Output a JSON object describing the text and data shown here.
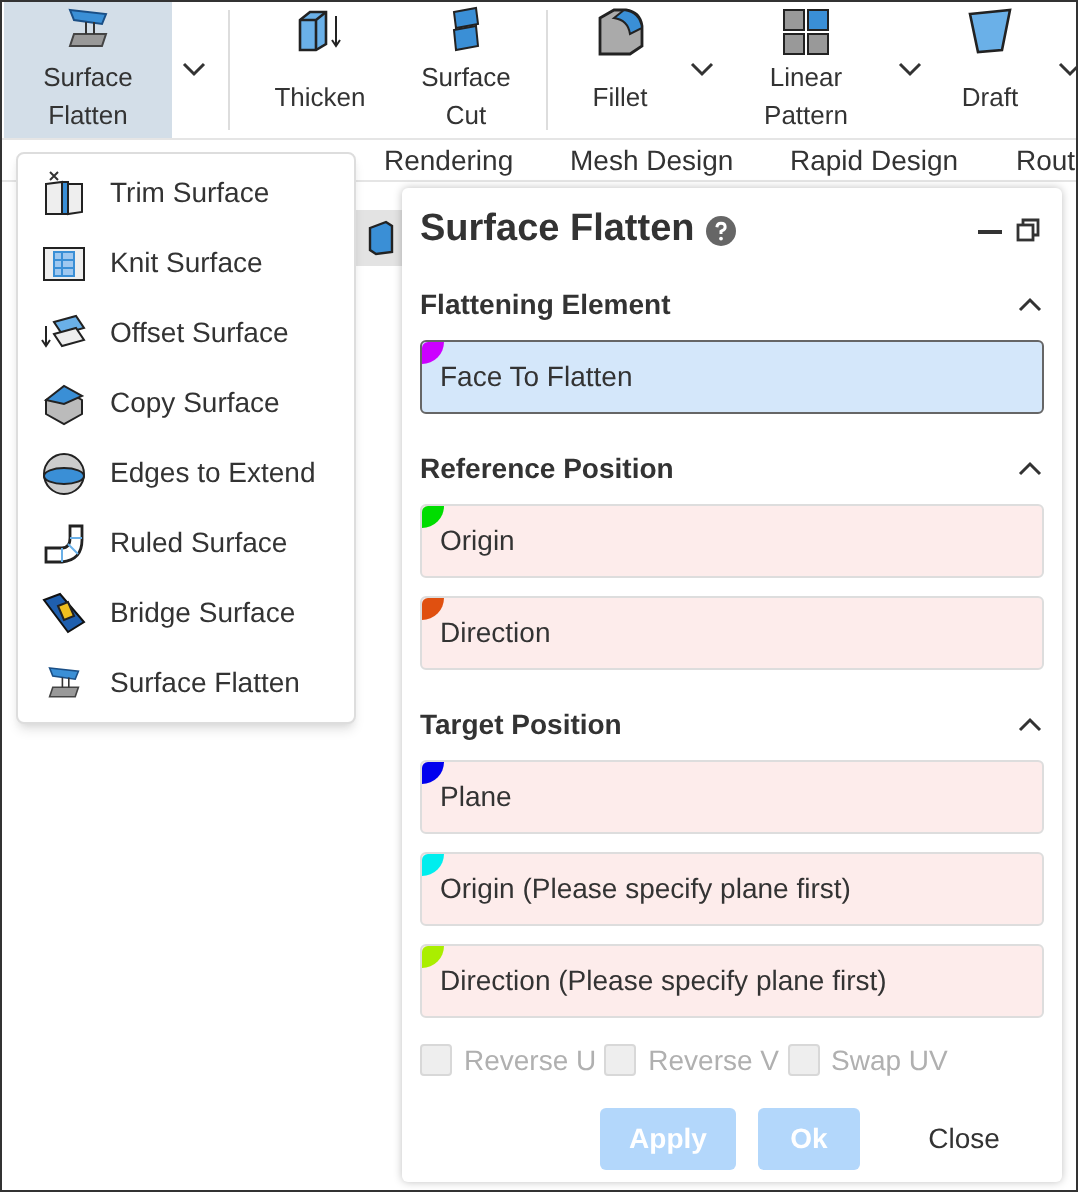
{
  "ribbon": {
    "buttons": [
      {
        "label": "Surface\nFlatten",
        "selected": true,
        "dropdown": true
      },
      {
        "label": "Thicken",
        "selected": false,
        "dropdown": false
      },
      {
        "label": "Surface\nCut",
        "selected": false,
        "dropdown": false
      },
      {
        "label": "Fillet",
        "selected": false,
        "dropdown": true
      },
      {
        "label": "Linear\nPattern",
        "selected": false,
        "dropdown": true
      },
      {
        "label": "Draft",
        "selected": false,
        "dropdown": true
      }
    ]
  },
  "tabs": [
    "Rendering",
    "Mesh Design",
    "Rapid Design",
    "Rout"
  ],
  "menu": {
    "items": [
      {
        "label": "Trim Surface"
      },
      {
        "label": "Knit Surface"
      },
      {
        "label": "Offset Surface"
      },
      {
        "label": "Copy Surface"
      },
      {
        "label": "Edges to Extend"
      },
      {
        "label": "Ruled Surface"
      },
      {
        "label": "Bridge Surface"
      },
      {
        "label": "Surface Flatten"
      }
    ]
  },
  "panel": {
    "title": "Surface Flatten",
    "sections": [
      {
        "title": "Flattening Element",
        "expanded": true,
        "fields": [
          {
            "label": "Face To Flatten",
            "color": "#cc00ff",
            "selected": true
          }
        ]
      },
      {
        "title": "Reference Position",
        "expanded": true,
        "fields": [
          {
            "label": "Origin",
            "color": "#00dd00",
            "selected": false
          },
          {
            "label": "Direction",
            "color": "#e05010",
            "selected": false
          }
        ]
      },
      {
        "title": "Target Position",
        "expanded": true,
        "fields": [
          {
            "label": "Plane",
            "color": "#0000ee",
            "selected": false
          },
          {
            "label": "Origin (Please specify plane first)",
            "color": "#00eeee",
            "selected": false
          },
          {
            "label": "Direction (Please specify plane first)",
            "color": "#aaee00",
            "selected": false
          }
        ]
      }
    ],
    "options": [
      {
        "label": "Reverse U",
        "checked": false,
        "disabled": true
      },
      {
        "label": "Reverse V",
        "checked": false,
        "disabled": true
      },
      {
        "label": "Swap UV",
        "checked": false,
        "disabled": true
      }
    ],
    "buttons": [
      {
        "label": "Apply",
        "kind": "primary",
        "disabled": true
      },
      {
        "label": "Ok",
        "kind": "primary",
        "disabled": true
      },
      {
        "label": "Close",
        "kind": "plain",
        "disabled": false
      }
    ]
  }
}
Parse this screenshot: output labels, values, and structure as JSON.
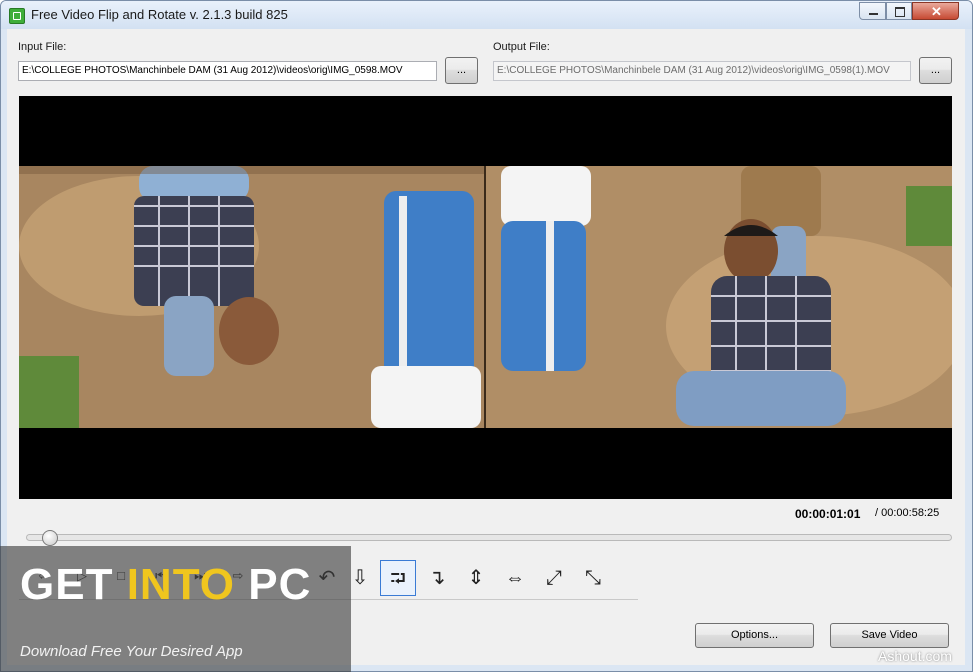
{
  "window": {
    "title": "Free Video Flip and Rotate  v. 2.1.3 build 825"
  },
  "input": {
    "label": "Input File:",
    "value": "E:\\COLLEGE PHOTOS\\Manchinbele DAM (31 Aug 2012)\\videos\\orig\\IMG_0598.MOV",
    "browse": "..."
  },
  "output": {
    "label": "Output File:",
    "value": "E:\\COLLEGE PHOTOS\\Manchinbele DAM (31 Aug 2012)\\videos\\orig\\IMG_0598(1).MOV",
    "browse": "..."
  },
  "playback": {
    "current_time": "00:00:01:01",
    "total_time": "/ 00:00:58:25",
    "position_fraction": 0.017
  },
  "controls": [
    {
      "name": "step-back-icon",
      "glyph": "⇦"
    },
    {
      "name": "play-icon",
      "glyph": "▷"
    },
    {
      "name": "stop-icon",
      "glyph": "□"
    },
    {
      "name": "prev-frame-icon",
      "glyph": "⏮"
    },
    {
      "name": "next-frame-icon",
      "glyph": "⏭"
    },
    {
      "name": "step-forward-icon",
      "glyph": "⇨"
    }
  ],
  "tools": [
    {
      "name": "rotate-left-icon",
      "glyph": "↶",
      "selected": false
    },
    {
      "name": "rotate-180-icon",
      "glyph": "⇩",
      "selected": false
    },
    {
      "name": "rotate-right-icon",
      "glyph": "⮒",
      "selected": true
    },
    {
      "name": "rotate-down-icon",
      "glyph": "↴",
      "selected": false
    },
    {
      "name": "flip-vertical-icon",
      "glyph": "⇕",
      "selected": false
    },
    {
      "name": "flip-horizontal-icon",
      "glyph": "⇔",
      "selected": false
    },
    {
      "name": "transpose-icon",
      "glyph": "⤢",
      "selected": false
    },
    {
      "name": "transverse-icon",
      "glyph": "⤡",
      "selected": false
    }
  ],
  "buttons": {
    "options": "Options...",
    "save": "Save Video"
  },
  "watermark": {
    "get": "GET ",
    "into": "INTO",
    "pc": " PC",
    "tagline": "Download Free Your Desired App",
    "site": "Ashout.com"
  },
  "colors": {
    "selection": "#3a7bd5",
    "watermark_accent": "#f0c61e"
  }
}
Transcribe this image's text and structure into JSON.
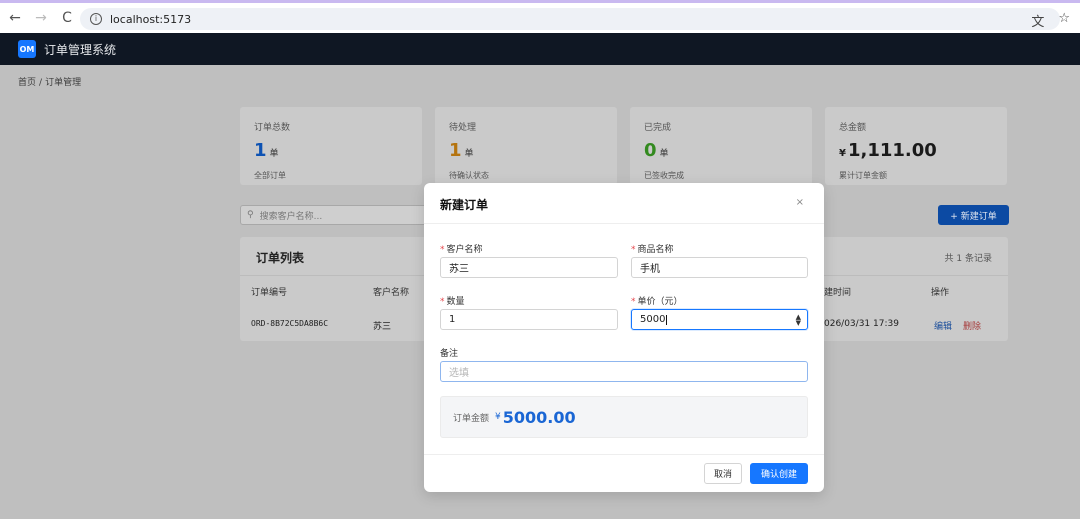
{
  "browser": {
    "url": "localhost:5173",
    "back_icon": "←",
    "forward_icon": "→",
    "reload_icon": "C",
    "info_icon": "i",
    "translate_icon": "文",
    "star_icon": "☆"
  },
  "header": {
    "logo": "OM",
    "title": "订单管理系统"
  },
  "breadcrumb": {
    "home": "首页",
    "sep": "/",
    "current": "订单管理"
  },
  "stats": [
    {
      "label": "订单总数",
      "value": "1",
      "unit": "单",
      "sub": "全部订单"
    },
    {
      "label": "待处理",
      "value": "1",
      "unit": "单",
      "sub": "待确认状态"
    },
    {
      "label": "已完成",
      "value": "0",
      "unit": "单",
      "sub": "已签收完成"
    },
    {
      "label": "总金额",
      "currency": "¥",
      "value": "1,111.00",
      "sub": "累计订单金额"
    }
  ],
  "search": {
    "icon": "⚲",
    "placeholder": "搜索客户名称..."
  },
  "new_order_button": "+ 新建订单",
  "table": {
    "title": "订单列表",
    "count": "共 1 条记录",
    "headers": [
      "订单编号",
      "客户名称",
      "建时间",
      "操作"
    ],
    "rows": [
      {
        "order_no": "ORD-8B72C5DA8B6C",
        "customer": "苏三",
        "created": "026/03/31 17:39",
        "edit": "编辑",
        "delete": "删除"
      }
    ]
  },
  "modal": {
    "title": "新建订单",
    "close": "×",
    "required_mark": "*",
    "customer": {
      "label": "客户名称",
      "value": "苏三"
    },
    "product": {
      "label": "商品名称",
      "value": "手机"
    },
    "quantity": {
      "label": "数量",
      "value": "1"
    },
    "price": {
      "label": "单价（元）",
      "value": "5000"
    },
    "remark": {
      "label": "备注",
      "placeholder": "选填"
    },
    "total": {
      "label": "订单金额",
      "currency": "¥",
      "value": "5000.00"
    },
    "cancel": "取消",
    "confirm": "确认创建"
  },
  "colors": {
    "primary": "#1677ff",
    "header_bg": "#0f1723",
    "danger": "#e5484d"
  }
}
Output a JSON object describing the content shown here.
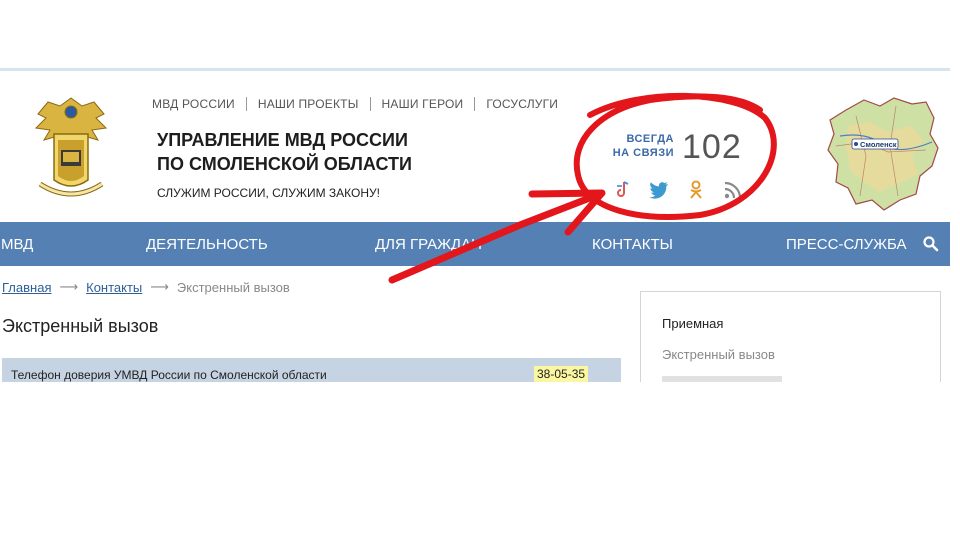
{
  "header": {
    "top_links": [
      "МВД России",
      "Наши проекты",
      "Наши герои",
      "Госуслуги"
    ],
    "title_line1": "Управление МВД России",
    "title_line2": "по Смоленской области",
    "slogan": "Служим России, служим закону!",
    "contact_label_line1": "Всегда",
    "contact_label_line2": "на связи",
    "contact_number": "102",
    "social_icons": [
      "vk-music-icon",
      "twitter-icon",
      "odnoklassniki-icon",
      "rss-icon"
    ],
    "map_label": "Смоленск"
  },
  "nav": {
    "items": [
      "МВД",
      "Деятельность",
      "Для граждан",
      "Контакты",
      "Пресс-служба"
    ]
  },
  "breadcrumb": {
    "home": "Главная",
    "contacts": "Контакты",
    "current": "Экстренный вызов"
  },
  "main": {
    "title": "Экстренный вызов",
    "rows": [
      {
        "label": "Телефон доверия УМВД России по Смоленской области",
        "value": "38-05-35"
      }
    ]
  },
  "sidebar": {
    "items": [
      "Приемная",
      "Экстренный вызов"
    ]
  },
  "colors": {
    "nav_bg": "#5580b4",
    "contact_accent": "#3b6aa6",
    "row_bg": "#c5d3e3",
    "highlight": "#fbf7a1",
    "annotation": "#e2161b"
  }
}
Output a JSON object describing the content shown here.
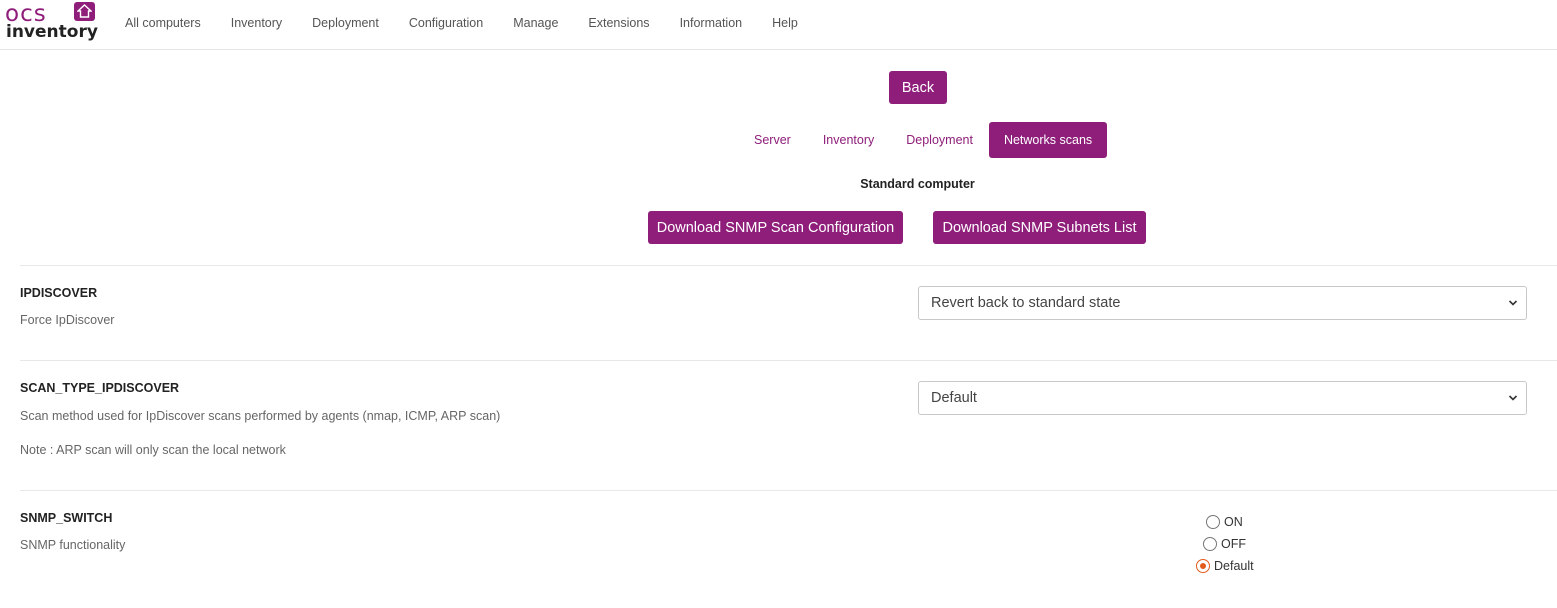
{
  "brand": {
    "logo_top": "ocs",
    "logo_bottom": "inventory",
    "color": "#8e1e7a"
  },
  "nav": {
    "items": [
      "All computers",
      "Inventory",
      "Deployment",
      "Configuration",
      "Manage",
      "Extensions",
      "Information",
      "Help"
    ]
  },
  "back_label": "Back",
  "tabs": [
    {
      "label": "Server",
      "active": false
    },
    {
      "label": "Inventory",
      "active": false
    },
    {
      "label": "Deployment",
      "active": false
    },
    {
      "label": "Networks scans",
      "active": true
    }
  ],
  "subtitle": "Standard computer",
  "downloads": {
    "scan_config": "Download SNMP Scan Configuration",
    "subnets_list": "Download SNMP Subnets List"
  },
  "options": {
    "ipdiscover": {
      "name": "IPDISCOVER",
      "desc": "Force IpDiscover",
      "selected": "Revert back to standard state"
    },
    "scan_type": {
      "name": "SCAN_TYPE_IPDISCOVER",
      "desc": "Scan method used for IpDiscover scans performed by agents (nmap, ICMP, ARP scan)",
      "note": "Note : ARP scan will only scan the local network",
      "selected": "Default"
    },
    "snmp_switch": {
      "name": "SNMP_SWITCH",
      "desc": "SNMP functionality",
      "choices": [
        "ON",
        "OFF",
        "Default"
      ],
      "selected": "Default"
    }
  },
  "colors": {
    "accent": "#8e1e7a",
    "radio_checked": "#e35b1c"
  }
}
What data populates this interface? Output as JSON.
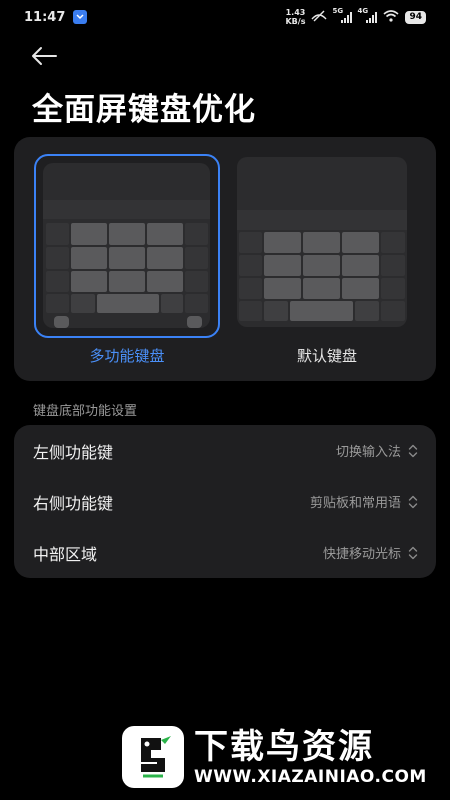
{
  "status_bar": {
    "time": "11:47",
    "net_speed_value": "1.43",
    "net_speed_unit": "KB/s",
    "sim1_tag": "5G",
    "sim2_tag": "4G",
    "battery": "94"
  },
  "page": {
    "title": "全面屏键盘优化"
  },
  "keyboard_options": [
    {
      "label": "多功能键盘",
      "selected": true
    },
    {
      "label": "默认键盘",
      "selected": false
    }
  ],
  "section": {
    "label": "键盘底部功能设置"
  },
  "settings": [
    {
      "title": "左侧功能键",
      "value": "切换输入法"
    },
    {
      "title": "右侧功能键",
      "value": "剪贴板和常用语"
    },
    {
      "title": "中部区域",
      "value": "快捷移动光标"
    }
  ],
  "watermark": {
    "title": "下载鸟资源",
    "url": "WWW.XIAZAINIAO.COM"
  },
  "colors": {
    "accent": "#3b82f6",
    "background": "#000000",
    "card": "#1f1f21"
  }
}
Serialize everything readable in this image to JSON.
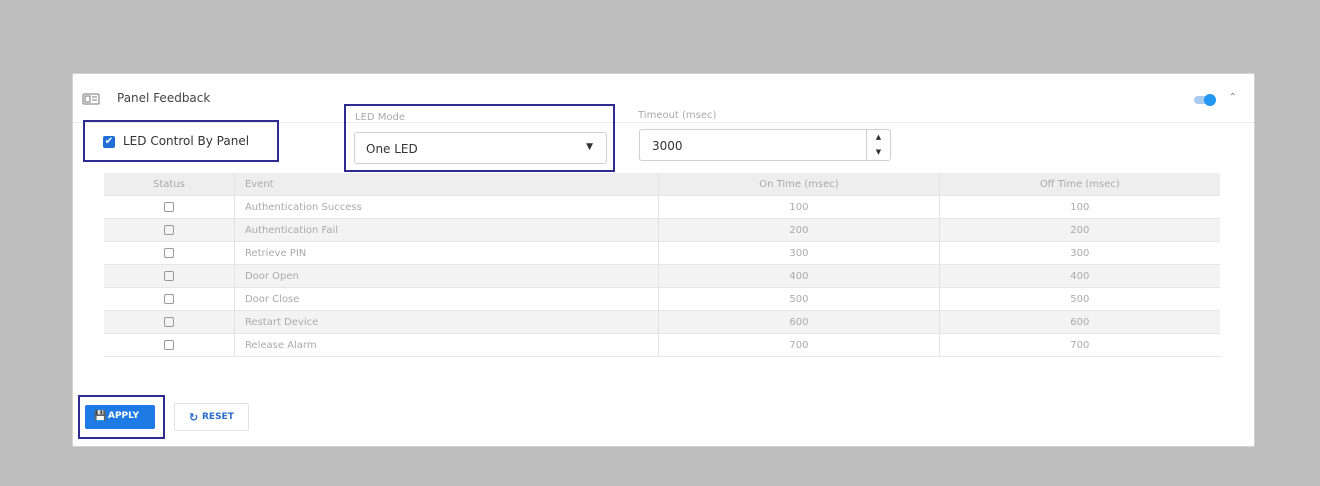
{
  "card": {
    "title": "Panel Feedback",
    "toggle_on": true
  },
  "led_control": {
    "label": "LED Control By Panel",
    "checked": true,
    "check_glyph": "✔"
  },
  "led_mode": {
    "label": "LED Mode",
    "value": "One LED",
    "caret": "▼"
  },
  "timeout": {
    "label": "Timeout (msec)",
    "value": "3000",
    "up_glyph": "▲",
    "down_glyph": "▼"
  },
  "table": {
    "headers": [
      "Status",
      "Event",
      "On Time (msec)",
      "Off Time (msec)"
    ],
    "rows": [
      {
        "event": "Authentication Success",
        "on": "100",
        "off": "100"
      },
      {
        "event": "Authentication Fail",
        "on": "200",
        "off": "200"
      },
      {
        "event": "Retrieve PIN",
        "on": "300",
        "off": "300"
      },
      {
        "event": "Door Open",
        "on": "400",
        "off": "400"
      },
      {
        "event": "Door Close",
        "on": "500",
        "off": "500"
      },
      {
        "event": "Restart Device",
        "on": "600",
        "off": "600"
      },
      {
        "event": "Release Alarm",
        "on": "700",
        "off": "700"
      }
    ]
  },
  "buttons": {
    "apply": "APPLY",
    "apply_icon": "💾",
    "reset": "RESET",
    "reset_icon": "↻"
  },
  "colors": {
    "accent": "#1e7be6",
    "focus_border": "#2e2a8f",
    "background": "#bdbdbd"
  }
}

━━━━━━━━

Look for the line that contains "What data populates", then please copy it and the rest of the lines through the end of the data, pictures excluded.

What data populates this interface? Output as JSON.
{
  "status_bar": {
    "time": "11:47",
    "net_speed_value": "1.43",
    "net_speed_unit": "KB/s",
    "sim1_tag": "5G",
    "sim2_tag": "4G",
    "battery": "94"
  },
  "page": {
    "title": "全面屏键盘优化"
  },
  "keyboard_options": [
    {
      "label": "多功能键盘",
      "selected": true
    },
    {
      "label": "默认键盘",
      "selected": false
    }
  ],
  "section": {
    "label": "键盘底部功能设置"
  },
  "settings": [
    {
      "title": "左侧功能键",
      "value": "切换输入法"
    },
    {
      "title": "右侧功能键",
      "value": "剪贴板和常用语"
    },
    {
      "title": "中部区域",
      "value": "快捷移动光标"
    }
  ],
  "watermark": {
    "title": "下载鸟资源",
    "url": "WWW.XIAZAINIAO.COM"
  },
  "colors": {
    "accent": "#3b82f6",
    "background": "#000000",
    "card": "#1f1f21"
  }
}
Serialize everything readable in this image to JSON.
{
  "card": {
    "title": "Panel Feedback",
    "toggle_on": true
  },
  "led_control": {
    "label": "LED Control By Panel",
    "checked": true,
    "check_glyph": "✔"
  },
  "led_mode": {
    "label": "LED Mode",
    "value": "One LED",
    "caret": "▼"
  },
  "timeout": {
    "label": "Timeout (msec)",
    "value": "3000",
    "up_glyph": "▲",
    "down_glyph": "▼"
  },
  "table": {
    "headers": [
      "Status",
      "Event",
      "On Time (msec)",
      "Off Time (msec)"
    ],
    "rows": [
      {
        "event": "Authentication Success",
        "on": "100",
        "off": "100"
      },
      {
        "event": "Authentication Fail",
        "on": "200",
        "off": "200"
      },
      {
        "event": "Retrieve PIN",
        "on": "300",
        "off": "300"
      },
      {
        "event": "Door Open",
        "on": "400",
        "off": "400"
      },
      {
        "event": "Door Close",
        "on": "500",
        "off": "500"
      },
      {
        "event": "Restart Device",
        "on": "600",
        "off": "600"
      },
      {
        "event": "Release Alarm",
        "on": "700",
        "off": "700"
      }
    ]
  },
  "buttons": {
    "apply": "APPLY",
    "apply_icon": "💾",
    "reset": "RESET",
    "reset_icon": "↻"
  },
  "colors": {
    "accent": "#1e7be6",
    "focus_border": "#2e2a8f",
    "background": "#bdbdbd"
  }
}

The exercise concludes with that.